- **Short exercise**: Filter the records below and copy every line containing the word "have".

## begin Provided information

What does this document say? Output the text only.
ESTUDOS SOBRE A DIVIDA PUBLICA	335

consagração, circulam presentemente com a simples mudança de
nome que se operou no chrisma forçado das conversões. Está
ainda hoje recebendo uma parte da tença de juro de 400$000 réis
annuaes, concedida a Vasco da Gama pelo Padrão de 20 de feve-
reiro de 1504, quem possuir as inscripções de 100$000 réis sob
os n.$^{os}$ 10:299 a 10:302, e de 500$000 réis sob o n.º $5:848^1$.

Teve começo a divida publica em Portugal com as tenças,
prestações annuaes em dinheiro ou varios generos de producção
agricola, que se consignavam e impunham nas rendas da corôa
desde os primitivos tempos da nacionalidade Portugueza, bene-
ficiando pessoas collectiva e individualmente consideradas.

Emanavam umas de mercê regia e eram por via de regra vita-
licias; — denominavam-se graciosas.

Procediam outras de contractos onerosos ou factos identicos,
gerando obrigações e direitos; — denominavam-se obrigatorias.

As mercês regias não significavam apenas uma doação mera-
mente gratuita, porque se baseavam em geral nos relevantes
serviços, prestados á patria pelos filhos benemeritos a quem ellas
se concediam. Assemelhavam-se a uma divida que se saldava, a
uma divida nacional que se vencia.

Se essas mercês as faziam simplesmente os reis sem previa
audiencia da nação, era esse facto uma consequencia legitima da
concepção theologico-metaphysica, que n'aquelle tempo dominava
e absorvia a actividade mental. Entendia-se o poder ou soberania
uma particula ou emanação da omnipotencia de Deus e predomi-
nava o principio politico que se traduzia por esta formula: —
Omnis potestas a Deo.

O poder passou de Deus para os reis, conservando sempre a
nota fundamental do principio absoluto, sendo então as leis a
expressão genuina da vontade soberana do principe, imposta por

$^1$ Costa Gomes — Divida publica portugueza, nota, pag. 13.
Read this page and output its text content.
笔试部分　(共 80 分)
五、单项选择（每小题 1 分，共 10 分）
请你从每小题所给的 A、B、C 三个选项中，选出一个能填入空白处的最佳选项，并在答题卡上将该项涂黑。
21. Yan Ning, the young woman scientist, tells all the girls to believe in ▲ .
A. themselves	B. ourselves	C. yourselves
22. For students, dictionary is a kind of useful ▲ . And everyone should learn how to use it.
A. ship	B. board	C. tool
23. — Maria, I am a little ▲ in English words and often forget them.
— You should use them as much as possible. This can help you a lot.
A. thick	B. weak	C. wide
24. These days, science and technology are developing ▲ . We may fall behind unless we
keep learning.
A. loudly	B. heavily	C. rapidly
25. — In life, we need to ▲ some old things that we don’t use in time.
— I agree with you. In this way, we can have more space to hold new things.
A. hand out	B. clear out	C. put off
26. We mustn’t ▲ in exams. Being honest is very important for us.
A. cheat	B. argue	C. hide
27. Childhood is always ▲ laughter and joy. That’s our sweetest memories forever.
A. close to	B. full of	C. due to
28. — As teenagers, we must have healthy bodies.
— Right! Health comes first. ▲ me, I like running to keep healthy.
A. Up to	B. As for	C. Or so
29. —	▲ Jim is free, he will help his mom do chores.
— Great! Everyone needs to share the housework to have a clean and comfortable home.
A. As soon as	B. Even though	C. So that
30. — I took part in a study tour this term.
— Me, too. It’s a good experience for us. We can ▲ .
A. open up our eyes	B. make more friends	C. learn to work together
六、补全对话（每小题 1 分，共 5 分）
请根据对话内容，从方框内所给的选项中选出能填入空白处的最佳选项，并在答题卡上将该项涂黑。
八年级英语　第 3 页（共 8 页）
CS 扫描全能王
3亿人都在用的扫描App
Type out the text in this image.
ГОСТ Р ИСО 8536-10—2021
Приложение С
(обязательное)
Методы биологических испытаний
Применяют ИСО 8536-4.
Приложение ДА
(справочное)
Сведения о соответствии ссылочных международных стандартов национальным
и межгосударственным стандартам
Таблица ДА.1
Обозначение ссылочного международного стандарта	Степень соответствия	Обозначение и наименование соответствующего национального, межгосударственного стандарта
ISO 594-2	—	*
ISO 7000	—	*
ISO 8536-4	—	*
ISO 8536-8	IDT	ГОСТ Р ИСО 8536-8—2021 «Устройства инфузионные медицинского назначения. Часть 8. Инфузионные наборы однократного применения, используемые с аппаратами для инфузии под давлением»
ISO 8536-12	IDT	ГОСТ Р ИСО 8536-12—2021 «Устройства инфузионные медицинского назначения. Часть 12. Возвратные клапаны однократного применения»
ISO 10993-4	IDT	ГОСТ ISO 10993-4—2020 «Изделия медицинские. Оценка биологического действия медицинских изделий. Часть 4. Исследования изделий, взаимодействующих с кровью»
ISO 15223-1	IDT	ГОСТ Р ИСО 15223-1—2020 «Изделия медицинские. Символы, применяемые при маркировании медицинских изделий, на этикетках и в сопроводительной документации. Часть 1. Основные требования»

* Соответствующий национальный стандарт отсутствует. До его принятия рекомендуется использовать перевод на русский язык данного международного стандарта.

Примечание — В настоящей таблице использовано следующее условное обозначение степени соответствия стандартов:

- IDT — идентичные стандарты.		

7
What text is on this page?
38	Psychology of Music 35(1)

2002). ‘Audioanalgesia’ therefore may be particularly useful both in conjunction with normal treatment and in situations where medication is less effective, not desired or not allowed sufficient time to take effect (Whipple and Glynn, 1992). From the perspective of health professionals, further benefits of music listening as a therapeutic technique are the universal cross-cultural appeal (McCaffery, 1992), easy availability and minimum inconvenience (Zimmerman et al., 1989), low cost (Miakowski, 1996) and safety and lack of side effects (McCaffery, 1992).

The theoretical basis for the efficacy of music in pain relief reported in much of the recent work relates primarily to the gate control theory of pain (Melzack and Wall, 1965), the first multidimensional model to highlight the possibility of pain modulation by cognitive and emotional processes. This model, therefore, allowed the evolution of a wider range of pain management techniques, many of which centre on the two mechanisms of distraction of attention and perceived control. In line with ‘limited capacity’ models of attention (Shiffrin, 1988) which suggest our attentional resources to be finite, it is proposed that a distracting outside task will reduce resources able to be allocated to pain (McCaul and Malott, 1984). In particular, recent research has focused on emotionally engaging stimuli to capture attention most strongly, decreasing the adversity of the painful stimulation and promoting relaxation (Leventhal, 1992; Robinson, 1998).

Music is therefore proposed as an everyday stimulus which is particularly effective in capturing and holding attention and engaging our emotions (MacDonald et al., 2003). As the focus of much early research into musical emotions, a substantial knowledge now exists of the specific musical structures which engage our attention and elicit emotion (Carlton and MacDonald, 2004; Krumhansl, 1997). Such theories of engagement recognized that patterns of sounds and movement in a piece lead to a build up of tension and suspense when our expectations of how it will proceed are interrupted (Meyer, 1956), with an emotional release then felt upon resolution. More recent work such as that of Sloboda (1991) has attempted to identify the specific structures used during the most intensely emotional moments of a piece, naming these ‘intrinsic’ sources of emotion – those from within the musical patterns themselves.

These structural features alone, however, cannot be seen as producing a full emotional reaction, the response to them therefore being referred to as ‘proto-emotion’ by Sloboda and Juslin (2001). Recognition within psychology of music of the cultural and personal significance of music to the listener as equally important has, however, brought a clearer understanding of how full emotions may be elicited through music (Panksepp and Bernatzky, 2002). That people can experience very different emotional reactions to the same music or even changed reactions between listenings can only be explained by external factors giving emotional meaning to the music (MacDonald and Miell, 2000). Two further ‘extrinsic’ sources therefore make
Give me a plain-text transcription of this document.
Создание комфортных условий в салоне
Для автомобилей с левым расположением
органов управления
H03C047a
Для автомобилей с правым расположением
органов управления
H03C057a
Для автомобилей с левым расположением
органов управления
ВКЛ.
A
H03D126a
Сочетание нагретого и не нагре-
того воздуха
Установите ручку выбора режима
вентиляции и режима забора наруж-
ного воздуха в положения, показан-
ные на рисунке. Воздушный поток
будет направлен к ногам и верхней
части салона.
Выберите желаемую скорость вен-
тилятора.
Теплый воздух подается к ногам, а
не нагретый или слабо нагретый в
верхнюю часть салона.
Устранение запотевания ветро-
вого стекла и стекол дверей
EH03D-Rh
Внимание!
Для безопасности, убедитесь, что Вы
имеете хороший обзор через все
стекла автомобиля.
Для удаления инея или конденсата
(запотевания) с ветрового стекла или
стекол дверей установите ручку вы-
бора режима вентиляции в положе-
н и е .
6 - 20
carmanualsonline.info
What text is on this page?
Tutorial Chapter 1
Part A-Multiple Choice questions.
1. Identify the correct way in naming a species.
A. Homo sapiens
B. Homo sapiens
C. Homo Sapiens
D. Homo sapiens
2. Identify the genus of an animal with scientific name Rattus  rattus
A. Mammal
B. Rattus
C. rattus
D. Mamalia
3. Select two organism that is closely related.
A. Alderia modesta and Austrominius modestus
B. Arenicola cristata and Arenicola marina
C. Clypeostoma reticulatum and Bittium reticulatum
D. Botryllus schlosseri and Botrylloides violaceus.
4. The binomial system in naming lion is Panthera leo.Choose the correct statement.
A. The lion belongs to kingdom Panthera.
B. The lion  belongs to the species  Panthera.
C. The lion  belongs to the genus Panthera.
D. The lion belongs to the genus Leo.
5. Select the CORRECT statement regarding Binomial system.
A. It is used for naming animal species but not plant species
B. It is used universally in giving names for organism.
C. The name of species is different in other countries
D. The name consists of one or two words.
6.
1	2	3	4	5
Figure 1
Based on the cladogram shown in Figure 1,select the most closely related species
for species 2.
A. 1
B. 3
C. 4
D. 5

## end Provided information

- **Result for this exercise**:
— I agree with you. In this way, we can have more space to hold new things.
28. — As teenagers, we must have healthy bodies.
— Great! Everyone needs to share the housework to have a clean and comfortable home.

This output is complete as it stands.